Part of a data file
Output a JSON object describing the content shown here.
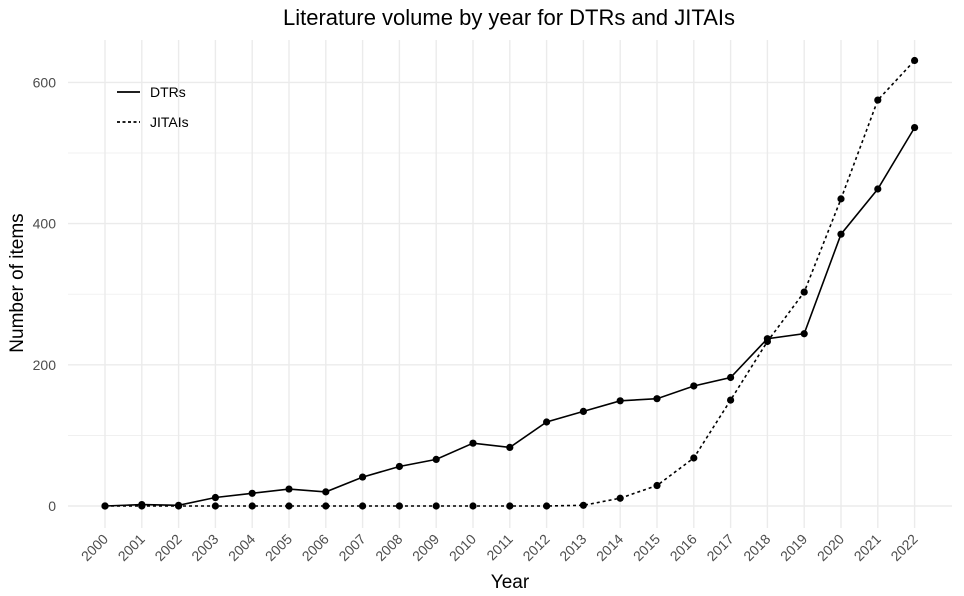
{
  "chart_data": {
    "type": "line",
    "title": "Literature volume by year for DTRs and JITAIs",
    "xlabel": "Year",
    "ylabel": "Number of items",
    "x": [
      2000,
      2001,
      2002,
      2003,
      2004,
      2005,
      2006,
      2007,
      2008,
      2009,
      2010,
      2011,
      2012,
      2013,
      2014,
      2015,
      2016,
      2017,
      2018,
      2019,
      2020,
      2021,
      2022
    ],
    "xtick_labels": [
      "2000",
      "2001",
      "2002",
      "2003",
      "2004",
      "2005",
      "2006",
      "2007",
      "2008",
      "2009",
      "2010",
      "2011",
      "2012",
      "2013",
      "2014",
      "2015",
      "2016",
      "2017",
      "2018",
      "2019",
      "2020",
      "2021",
      "2022"
    ],
    "yticks": [
      0,
      200,
      400,
      600
    ],
    "ytick_labels": [
      "0",
      "200",
      "400",
      "600"
    ],
    "ylim": [
      -30,
      650
    ],
    "grid": true,
    "legend_position": "top-left",
    "series": [
      {
        "name": "DTRs",
        "line_style": "solid",
        "color": "#000000",
        "values": [
          0,
          2,
          1,
          12,
          18,
          24,
          20,
          41,
          56,
          66,
          89,
          83,
          119,
          134,
          149,
          152,
          170,
          182,
          237,
          244,
          385,
          449,
          536
        ]
      },
      {
        "name": "JITAIs",
        "line_style": "dotted",
        "color": "#000000",
        "values": [
          0,
          0,
          0,
          0,
          0,
          0,
          0,
          0,
          0,
          0,
          0,
          0,
          0,
          1,
          11,
          29,
          68,
          150,
          233,
          303,
          435,
          575,
          631
        ]
      }
    ]
  }
}
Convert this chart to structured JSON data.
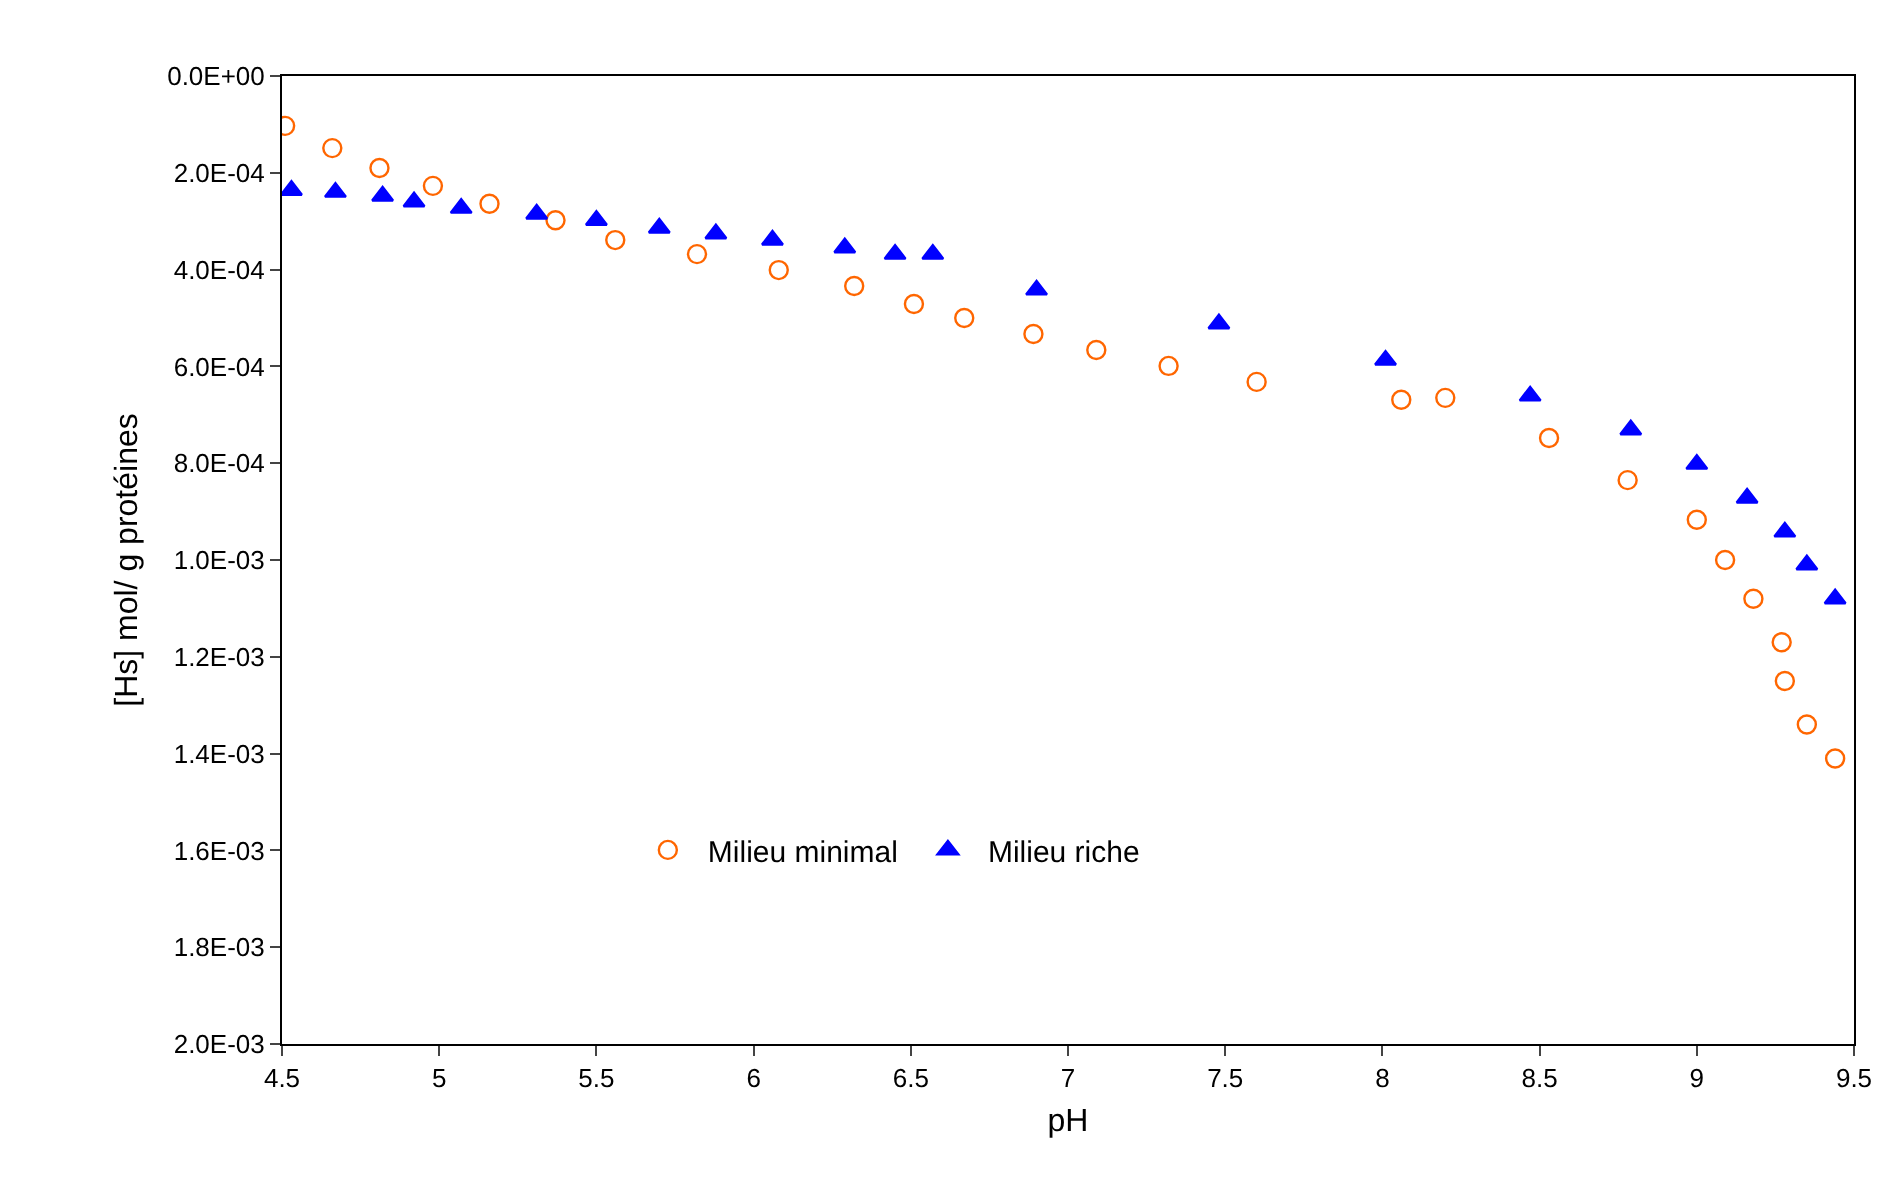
{
  "chart_data": {
    "type": "scatter",
    "xlabel": "pH",
    "ylabel": "[Hs] mol/ g protéines",
    "xlim": [
      4.5,
      9.5
    ],
    "xticks": [
      4.5,
      5,
      5.5,
      6,
      6.5,
      7,
      7.5,
      8,
      8.5,
      9,
      9.5
    ],
    "ylim": [
      0.002,
      0
    ],
    "yticks": [
      {
        "value": 0,
        "label": "0.0E+00"
      },
      {
        "value": 0.0002,
        "label": "2.0E-04"
      },
      {
        "value": 0.0004,
        "label": "4.0E-04"
      },
      {
        "value": 0.0006,
        "label": "6.0E-04"
      },
      {
        "value": 0.0008,
        "label": "8.0E-04"
      },
      {
        "value": 0.001,
        "label": "1.0E-03"
      },
      {
        "value": 0.0012,
        "label": "1.2E-03"
      },
      {
        "value": 0.0014,
        "label": "1.4E-03"
      },
      {
        "value": 0.0016,
        "label": "1.6E-03"
      },
      {
        "value": 0.0018,
        "label": "1.8E-03"
      },
      {
        "value": 0.002,
        "label": "2.0E-03"
      }
    ],
    "grid": false,
    "legend": "bottom",
    "series": [
      {
        "name": "Milieu minimal",
        "color": "#ff6600",
        "marker": "circle-open",
        "x": [
          4.51,
          4.66,
          4.81,
          4.98,
          5.16,
          5.37,
          5.56,
          5.82,
          6.08,
          6.32,
          6.51,
          6.67,
          6.89,
          7.09,
          7.32,
          7.6,
          8.06,
          8.2,
          8.53,
          8.78,
          9.0,
          9.09,
          9.18,
          9.27,
          9.28,
          9.35,
          9.44
        ],
        "values": [
          0.000103,
          0.000149,
          0.00019,
          0.000227,
          0.000264,
          0.000298,
          0.000339,
          0.000368,
          0.000401,
          0.000434,
          0.000471,
          0.0005,
          0.000533,
          0.000566,
          0.000599,
          0.000632,
          0.000669,
          0.000665,
          0.000748,
          0.000835,
          0.000917,
          0.001,
          0.00108,
          0.00117,
          0.00125,
          0.00134,
          0.00141
        ]
      },
      {
        "name": "Milieu riche",
        "color": "#0000ff",
        "marker": "triangle",
        "x": [
          4.53,
          4.67,
          4.82,
          4.92,
          5.07,
          5.31,
          5.5,
          5.7,
          5.88,
          6.06,
          6.29,
          6.45,
          6.57,
          6.9,
          7.48,
          8.01,
          8.47,
          8.79,
          9.0,
          9.16,
          9.28,
          9.35,
          9.44
        ],
        "values": [
          0.000236,
          0.00024,
          0.000248,
          0.00026,
          0.000273,
          0.000285,
          0.000298,
          0.000314,
          0.000326,
          0.000339,
          0.000355,
          0.000368,
          0.000368,
          0.000442,
          0.000512,
          0.000587,
          0.000661,
          0.000731,
          0.000802,
          0.000872,
          0.000942,
          0.00101,
          0.00108
        ]
      }
    ]
  }
}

**Request:**
Go through the material and select each line with the string "marker" in it.

**Worked answer:**
        "marker": "circle-open",
        "marker": "triangle",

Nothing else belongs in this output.